§ **EXERCISE**: For every line in the records that has the word "true", make a copy.

(Stored data entries)
▽

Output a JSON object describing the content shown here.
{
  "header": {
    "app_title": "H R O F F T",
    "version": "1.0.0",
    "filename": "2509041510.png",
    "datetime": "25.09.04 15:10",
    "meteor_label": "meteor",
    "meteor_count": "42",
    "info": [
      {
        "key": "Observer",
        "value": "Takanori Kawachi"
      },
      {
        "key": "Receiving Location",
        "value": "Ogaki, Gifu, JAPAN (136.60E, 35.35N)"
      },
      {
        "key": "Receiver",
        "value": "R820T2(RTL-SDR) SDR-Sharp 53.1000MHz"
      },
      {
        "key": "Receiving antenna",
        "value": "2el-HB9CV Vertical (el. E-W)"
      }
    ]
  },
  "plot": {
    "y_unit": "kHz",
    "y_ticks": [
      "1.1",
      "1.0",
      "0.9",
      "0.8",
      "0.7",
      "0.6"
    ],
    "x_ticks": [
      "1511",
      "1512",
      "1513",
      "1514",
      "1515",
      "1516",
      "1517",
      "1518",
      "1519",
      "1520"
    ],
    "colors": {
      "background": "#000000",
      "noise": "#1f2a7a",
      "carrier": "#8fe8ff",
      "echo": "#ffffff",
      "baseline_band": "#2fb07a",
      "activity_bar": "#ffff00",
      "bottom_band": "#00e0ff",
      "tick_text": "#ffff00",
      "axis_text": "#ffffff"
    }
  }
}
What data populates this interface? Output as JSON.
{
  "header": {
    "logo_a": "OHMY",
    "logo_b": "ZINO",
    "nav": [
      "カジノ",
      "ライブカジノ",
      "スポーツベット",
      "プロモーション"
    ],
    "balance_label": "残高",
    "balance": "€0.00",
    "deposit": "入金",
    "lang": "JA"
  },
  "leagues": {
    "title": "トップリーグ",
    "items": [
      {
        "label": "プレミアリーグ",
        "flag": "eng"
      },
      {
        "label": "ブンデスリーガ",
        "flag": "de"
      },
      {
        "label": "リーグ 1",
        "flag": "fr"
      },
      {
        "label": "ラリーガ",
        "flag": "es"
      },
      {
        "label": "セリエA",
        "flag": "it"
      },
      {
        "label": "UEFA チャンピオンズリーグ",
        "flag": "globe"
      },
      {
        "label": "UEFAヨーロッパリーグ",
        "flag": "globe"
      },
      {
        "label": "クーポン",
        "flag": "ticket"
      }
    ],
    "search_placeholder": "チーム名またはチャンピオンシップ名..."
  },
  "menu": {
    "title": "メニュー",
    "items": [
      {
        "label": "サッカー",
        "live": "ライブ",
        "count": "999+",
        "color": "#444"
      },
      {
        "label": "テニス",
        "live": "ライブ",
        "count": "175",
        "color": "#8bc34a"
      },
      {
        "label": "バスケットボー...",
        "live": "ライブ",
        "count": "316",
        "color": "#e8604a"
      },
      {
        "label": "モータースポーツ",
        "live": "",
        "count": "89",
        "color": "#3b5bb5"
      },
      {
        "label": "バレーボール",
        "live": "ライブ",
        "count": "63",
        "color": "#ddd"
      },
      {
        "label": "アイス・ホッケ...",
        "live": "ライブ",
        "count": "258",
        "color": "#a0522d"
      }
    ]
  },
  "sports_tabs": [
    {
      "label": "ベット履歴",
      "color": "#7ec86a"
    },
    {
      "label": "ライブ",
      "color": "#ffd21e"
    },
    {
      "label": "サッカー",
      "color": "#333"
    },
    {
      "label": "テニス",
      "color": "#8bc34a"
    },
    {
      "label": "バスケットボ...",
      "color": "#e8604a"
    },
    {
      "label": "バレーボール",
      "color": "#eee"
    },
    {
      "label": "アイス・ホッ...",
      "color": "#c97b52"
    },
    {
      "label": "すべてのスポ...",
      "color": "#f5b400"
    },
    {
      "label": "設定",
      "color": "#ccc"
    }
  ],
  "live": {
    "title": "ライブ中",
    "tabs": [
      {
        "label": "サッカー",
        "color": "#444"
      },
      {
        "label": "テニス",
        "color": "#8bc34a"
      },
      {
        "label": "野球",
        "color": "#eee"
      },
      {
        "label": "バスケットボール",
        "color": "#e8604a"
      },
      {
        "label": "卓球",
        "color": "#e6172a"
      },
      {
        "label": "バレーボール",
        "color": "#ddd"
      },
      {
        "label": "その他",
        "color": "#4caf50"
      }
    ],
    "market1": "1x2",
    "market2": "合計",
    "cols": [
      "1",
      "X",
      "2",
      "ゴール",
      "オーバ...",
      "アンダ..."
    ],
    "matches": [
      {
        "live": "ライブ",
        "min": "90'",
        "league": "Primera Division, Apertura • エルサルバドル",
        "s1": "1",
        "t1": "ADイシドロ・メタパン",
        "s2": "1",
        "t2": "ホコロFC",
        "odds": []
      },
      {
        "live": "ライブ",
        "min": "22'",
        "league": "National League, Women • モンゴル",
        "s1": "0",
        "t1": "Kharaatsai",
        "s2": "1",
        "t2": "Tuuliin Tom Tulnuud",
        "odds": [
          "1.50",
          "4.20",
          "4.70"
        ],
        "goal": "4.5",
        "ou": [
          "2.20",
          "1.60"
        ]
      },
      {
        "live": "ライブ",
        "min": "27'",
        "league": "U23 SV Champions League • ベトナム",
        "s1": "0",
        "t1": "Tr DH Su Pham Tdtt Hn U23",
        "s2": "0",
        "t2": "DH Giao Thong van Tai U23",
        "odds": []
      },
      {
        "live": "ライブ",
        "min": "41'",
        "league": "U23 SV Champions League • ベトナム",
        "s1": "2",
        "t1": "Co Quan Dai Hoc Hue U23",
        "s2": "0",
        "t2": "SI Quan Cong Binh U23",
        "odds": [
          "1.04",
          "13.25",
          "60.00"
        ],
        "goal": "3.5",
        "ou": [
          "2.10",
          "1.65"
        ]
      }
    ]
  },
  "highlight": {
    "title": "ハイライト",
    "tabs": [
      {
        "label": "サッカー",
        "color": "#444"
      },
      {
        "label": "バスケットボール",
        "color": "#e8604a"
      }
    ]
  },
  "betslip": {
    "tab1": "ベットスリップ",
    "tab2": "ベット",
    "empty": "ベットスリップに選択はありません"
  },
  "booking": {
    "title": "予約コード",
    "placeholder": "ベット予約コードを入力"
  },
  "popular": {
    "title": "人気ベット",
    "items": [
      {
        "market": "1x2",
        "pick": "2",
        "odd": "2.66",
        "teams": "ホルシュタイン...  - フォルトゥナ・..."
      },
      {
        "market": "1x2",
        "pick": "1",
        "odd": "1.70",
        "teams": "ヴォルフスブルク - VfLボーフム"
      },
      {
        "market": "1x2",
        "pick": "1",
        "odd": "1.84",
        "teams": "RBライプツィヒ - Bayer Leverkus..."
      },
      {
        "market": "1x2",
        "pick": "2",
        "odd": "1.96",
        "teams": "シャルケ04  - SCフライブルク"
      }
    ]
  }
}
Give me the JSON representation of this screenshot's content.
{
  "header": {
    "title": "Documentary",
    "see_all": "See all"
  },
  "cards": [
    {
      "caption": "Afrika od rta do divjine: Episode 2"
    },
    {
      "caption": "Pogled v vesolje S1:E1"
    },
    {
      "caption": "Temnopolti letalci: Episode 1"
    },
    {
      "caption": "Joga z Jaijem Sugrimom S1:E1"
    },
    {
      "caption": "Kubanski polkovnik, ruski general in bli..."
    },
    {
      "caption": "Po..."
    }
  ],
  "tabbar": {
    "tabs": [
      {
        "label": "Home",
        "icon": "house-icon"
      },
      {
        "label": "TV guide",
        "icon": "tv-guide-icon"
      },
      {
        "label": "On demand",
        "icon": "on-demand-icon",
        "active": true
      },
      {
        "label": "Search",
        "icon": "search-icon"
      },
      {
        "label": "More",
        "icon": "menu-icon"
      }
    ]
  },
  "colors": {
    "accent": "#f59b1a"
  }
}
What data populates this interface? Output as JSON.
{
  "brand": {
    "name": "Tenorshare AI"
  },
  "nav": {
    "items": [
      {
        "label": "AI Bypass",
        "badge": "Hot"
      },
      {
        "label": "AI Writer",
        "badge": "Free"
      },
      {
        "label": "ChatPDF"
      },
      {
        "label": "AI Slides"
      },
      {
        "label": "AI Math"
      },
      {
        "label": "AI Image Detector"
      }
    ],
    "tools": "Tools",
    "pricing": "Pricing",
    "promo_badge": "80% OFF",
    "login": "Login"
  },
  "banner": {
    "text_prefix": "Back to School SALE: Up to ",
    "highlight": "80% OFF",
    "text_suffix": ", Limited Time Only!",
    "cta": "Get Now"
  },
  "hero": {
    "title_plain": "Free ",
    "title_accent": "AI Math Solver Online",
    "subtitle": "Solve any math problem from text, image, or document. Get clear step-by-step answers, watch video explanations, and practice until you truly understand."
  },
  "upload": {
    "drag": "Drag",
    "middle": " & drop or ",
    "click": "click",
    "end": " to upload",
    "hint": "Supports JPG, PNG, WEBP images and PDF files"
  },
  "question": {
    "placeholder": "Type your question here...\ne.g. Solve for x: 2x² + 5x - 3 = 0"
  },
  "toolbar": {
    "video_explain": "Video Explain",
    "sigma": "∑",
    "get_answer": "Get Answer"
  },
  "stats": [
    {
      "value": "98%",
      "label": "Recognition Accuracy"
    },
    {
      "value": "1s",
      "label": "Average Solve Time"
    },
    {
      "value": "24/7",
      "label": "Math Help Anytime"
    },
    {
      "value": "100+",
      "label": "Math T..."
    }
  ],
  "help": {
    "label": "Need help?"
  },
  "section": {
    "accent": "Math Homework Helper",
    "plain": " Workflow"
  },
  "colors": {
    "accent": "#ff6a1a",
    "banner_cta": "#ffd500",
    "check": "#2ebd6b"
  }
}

△
▽

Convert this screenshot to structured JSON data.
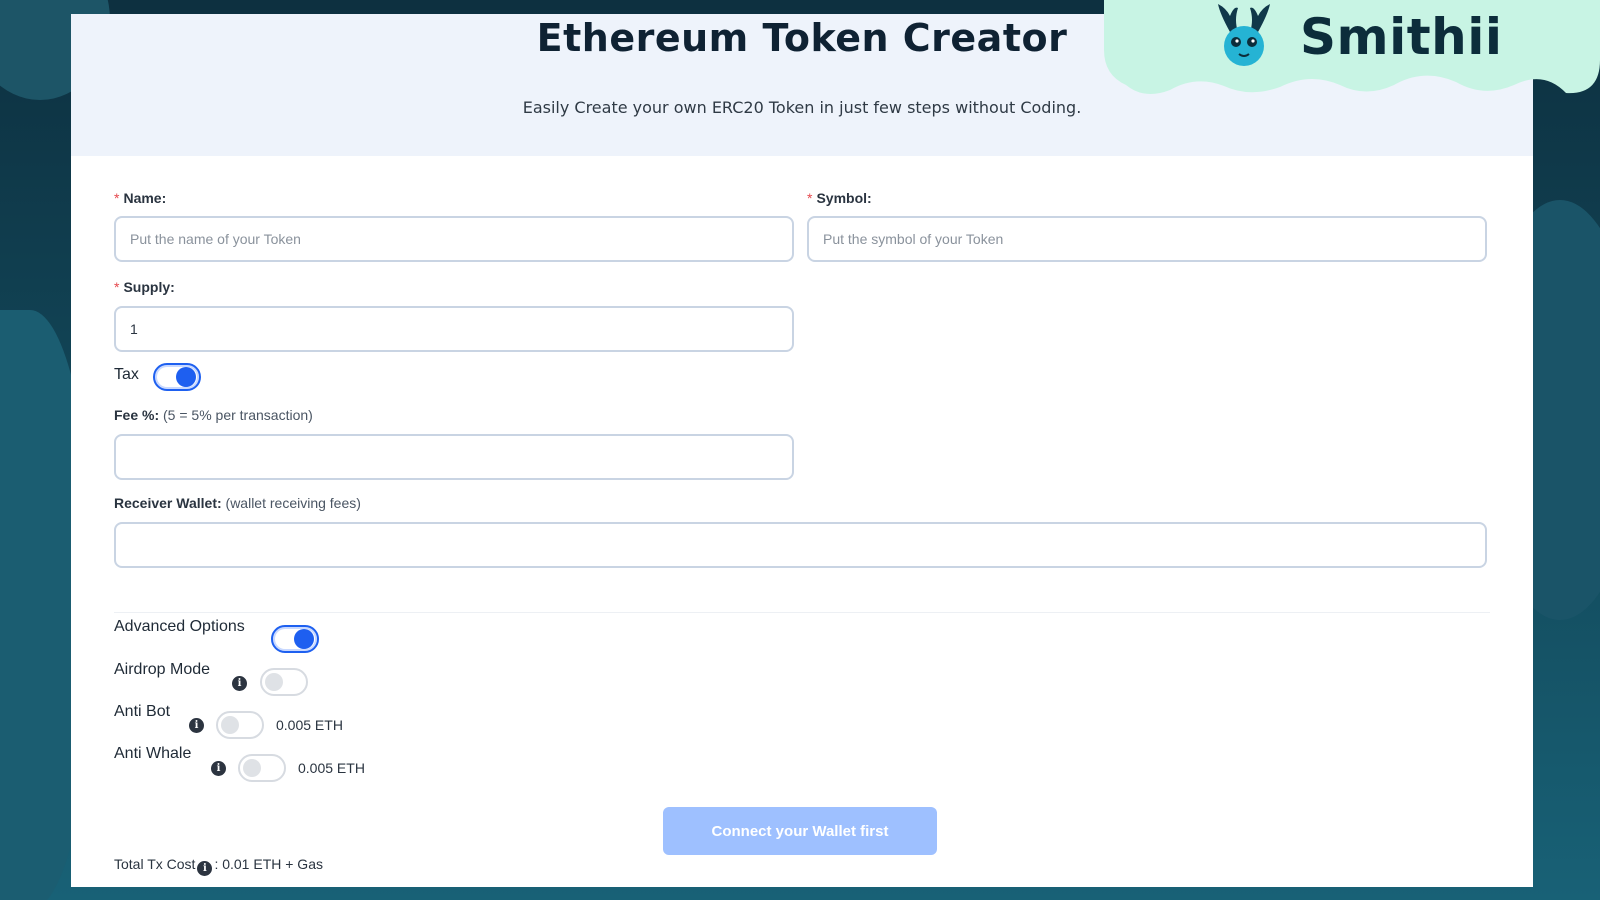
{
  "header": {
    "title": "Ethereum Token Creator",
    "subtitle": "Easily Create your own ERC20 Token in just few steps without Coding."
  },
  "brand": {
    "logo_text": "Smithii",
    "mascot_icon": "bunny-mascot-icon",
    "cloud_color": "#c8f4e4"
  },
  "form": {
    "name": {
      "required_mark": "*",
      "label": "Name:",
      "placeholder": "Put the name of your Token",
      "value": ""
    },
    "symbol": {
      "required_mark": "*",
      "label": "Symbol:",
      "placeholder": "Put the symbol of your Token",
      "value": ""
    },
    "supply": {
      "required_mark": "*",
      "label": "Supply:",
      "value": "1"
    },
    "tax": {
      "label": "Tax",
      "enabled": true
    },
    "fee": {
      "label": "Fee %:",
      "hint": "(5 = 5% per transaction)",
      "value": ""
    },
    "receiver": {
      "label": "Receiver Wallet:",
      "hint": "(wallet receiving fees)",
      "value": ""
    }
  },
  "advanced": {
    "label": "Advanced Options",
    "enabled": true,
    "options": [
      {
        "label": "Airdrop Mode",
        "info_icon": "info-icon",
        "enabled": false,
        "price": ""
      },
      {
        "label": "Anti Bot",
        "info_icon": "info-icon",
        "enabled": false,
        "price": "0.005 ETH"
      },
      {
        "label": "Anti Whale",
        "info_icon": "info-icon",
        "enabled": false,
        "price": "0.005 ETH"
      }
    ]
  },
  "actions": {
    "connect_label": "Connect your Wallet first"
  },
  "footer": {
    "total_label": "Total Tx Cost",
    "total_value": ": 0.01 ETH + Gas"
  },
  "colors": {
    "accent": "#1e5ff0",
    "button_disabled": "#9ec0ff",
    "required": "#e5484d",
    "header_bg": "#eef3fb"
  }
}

△

§ **FULL RESPONSE**:
        "active": true
      "enabled": true
    "enabled": true,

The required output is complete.